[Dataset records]
---*---

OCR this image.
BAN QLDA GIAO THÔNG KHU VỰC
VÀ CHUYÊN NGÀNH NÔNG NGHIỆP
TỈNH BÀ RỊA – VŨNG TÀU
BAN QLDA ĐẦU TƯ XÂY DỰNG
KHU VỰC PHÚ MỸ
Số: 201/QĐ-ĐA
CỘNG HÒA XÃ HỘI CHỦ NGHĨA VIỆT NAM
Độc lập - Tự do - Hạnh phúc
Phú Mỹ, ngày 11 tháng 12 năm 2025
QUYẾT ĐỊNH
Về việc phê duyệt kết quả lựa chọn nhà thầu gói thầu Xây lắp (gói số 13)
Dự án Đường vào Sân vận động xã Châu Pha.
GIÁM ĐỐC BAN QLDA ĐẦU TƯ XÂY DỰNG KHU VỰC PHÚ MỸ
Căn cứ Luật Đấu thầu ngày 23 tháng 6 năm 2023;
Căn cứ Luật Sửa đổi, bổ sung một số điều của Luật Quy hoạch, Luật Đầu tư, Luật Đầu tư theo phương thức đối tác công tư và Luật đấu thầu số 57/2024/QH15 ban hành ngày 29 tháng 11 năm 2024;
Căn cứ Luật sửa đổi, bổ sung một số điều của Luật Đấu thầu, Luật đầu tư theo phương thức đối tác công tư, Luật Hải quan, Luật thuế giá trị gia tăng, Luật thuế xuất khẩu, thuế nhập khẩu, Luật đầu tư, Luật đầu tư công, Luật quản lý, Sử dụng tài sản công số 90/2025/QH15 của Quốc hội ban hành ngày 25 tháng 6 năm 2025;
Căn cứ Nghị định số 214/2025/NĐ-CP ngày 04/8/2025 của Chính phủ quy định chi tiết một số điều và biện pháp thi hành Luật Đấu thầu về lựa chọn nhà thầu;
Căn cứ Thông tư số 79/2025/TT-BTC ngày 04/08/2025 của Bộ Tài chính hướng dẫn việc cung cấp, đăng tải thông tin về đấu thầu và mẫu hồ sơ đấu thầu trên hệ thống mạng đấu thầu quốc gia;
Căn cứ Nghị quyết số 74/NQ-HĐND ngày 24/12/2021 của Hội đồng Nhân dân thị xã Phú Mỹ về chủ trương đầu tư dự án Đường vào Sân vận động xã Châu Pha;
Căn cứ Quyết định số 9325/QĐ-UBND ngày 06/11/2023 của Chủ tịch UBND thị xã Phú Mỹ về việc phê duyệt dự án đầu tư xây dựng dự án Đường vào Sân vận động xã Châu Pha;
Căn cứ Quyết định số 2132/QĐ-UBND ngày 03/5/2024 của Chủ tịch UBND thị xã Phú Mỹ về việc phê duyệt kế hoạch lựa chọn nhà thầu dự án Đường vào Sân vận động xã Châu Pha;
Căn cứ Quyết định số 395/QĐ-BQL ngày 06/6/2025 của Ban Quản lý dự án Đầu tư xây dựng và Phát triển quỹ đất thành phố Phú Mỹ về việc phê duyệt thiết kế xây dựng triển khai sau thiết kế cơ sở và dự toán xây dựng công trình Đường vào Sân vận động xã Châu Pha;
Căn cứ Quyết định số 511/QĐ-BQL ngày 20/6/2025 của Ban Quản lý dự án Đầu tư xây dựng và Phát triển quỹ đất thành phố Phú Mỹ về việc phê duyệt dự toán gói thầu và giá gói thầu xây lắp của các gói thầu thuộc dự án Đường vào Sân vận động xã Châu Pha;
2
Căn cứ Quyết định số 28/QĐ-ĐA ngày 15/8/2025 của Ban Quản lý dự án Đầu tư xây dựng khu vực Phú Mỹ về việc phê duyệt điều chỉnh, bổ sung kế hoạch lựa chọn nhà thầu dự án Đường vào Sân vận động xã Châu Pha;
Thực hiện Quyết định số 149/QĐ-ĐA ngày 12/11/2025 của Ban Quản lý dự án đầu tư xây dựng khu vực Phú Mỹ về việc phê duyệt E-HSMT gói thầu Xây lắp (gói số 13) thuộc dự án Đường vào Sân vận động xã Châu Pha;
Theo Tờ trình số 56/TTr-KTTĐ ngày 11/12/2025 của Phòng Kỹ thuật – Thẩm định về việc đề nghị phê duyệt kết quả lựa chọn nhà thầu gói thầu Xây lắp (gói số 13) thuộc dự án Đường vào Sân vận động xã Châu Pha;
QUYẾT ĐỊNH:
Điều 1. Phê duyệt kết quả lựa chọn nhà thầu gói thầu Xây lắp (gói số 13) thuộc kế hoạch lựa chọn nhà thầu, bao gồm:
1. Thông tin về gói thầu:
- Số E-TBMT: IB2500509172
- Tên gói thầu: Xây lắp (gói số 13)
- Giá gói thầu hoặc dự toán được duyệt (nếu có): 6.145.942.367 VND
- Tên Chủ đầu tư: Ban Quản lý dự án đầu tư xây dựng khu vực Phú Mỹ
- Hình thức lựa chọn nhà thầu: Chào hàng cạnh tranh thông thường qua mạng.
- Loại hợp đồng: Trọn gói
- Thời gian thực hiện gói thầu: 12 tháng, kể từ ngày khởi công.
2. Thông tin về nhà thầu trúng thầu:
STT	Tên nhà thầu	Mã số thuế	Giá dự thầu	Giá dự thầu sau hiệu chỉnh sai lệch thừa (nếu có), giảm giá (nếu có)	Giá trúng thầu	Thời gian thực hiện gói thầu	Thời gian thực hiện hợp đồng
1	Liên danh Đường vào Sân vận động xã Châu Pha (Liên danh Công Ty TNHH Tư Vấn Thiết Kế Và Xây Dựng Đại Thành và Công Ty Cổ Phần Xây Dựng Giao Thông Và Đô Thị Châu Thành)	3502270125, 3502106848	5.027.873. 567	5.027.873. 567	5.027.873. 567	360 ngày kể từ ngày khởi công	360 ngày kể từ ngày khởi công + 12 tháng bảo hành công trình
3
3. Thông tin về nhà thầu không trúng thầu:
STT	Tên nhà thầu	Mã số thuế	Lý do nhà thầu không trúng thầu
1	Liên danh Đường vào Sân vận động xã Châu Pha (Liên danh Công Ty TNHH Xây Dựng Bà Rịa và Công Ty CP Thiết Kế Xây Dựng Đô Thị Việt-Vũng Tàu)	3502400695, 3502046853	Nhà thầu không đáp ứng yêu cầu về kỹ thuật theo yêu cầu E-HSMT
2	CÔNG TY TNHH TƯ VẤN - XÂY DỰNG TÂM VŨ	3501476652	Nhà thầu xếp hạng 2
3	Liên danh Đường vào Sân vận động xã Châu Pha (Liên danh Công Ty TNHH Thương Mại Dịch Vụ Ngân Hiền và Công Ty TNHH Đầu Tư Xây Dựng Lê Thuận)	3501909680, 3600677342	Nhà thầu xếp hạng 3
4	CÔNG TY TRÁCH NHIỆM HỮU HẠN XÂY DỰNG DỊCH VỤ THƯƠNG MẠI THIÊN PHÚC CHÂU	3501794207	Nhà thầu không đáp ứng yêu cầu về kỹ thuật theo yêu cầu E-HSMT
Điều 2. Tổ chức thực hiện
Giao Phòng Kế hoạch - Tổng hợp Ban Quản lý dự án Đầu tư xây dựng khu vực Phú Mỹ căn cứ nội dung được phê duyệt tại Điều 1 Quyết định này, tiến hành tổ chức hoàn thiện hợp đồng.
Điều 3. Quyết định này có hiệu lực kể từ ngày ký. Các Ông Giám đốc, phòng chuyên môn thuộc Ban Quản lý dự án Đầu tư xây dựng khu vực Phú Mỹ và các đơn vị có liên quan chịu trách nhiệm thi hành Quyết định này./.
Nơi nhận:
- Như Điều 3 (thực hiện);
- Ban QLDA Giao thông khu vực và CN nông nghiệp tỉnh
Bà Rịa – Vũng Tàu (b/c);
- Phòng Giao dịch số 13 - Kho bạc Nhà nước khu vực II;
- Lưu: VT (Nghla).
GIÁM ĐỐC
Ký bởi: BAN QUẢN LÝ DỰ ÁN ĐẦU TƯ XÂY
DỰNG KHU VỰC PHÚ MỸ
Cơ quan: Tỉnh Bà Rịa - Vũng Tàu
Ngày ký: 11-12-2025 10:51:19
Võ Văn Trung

---*---

Copy all lines from the data that hold the word "thuế".

SOLUTION FOR THIS TASK:
Căn cứ Luật sửa đổi, bổ sung một số điều của Luật Đấu thầu, Luật đầu tư theo phương thức đối tác công tư, Luật Hải quan, Luật thuế giá trị gia tăng, Luật thuế xuất khẩu, thuế nhập khẩu, Luật đầu tư, Luật đầu tư công, Luật quản lý, Sử dụng tài sản công số 90/2025/QH15 của Quốc hội ban hành ngày 25 tháng 6 năm 2025;
STT	Tên nhà thầu	Mã số thuế	Giá dự thầu	Giá dự thầu sau hiệu chỉnh sai lệch thừa (nếu có), giảm giá (nếu có)	Giá trúng thầu	Thời gian thực hiện gói thầu	Thời gian thực hiện hợp đồng
STT	Tên nhà thầu	Mã số thuế	Lý do nhà thầu không trúng thầu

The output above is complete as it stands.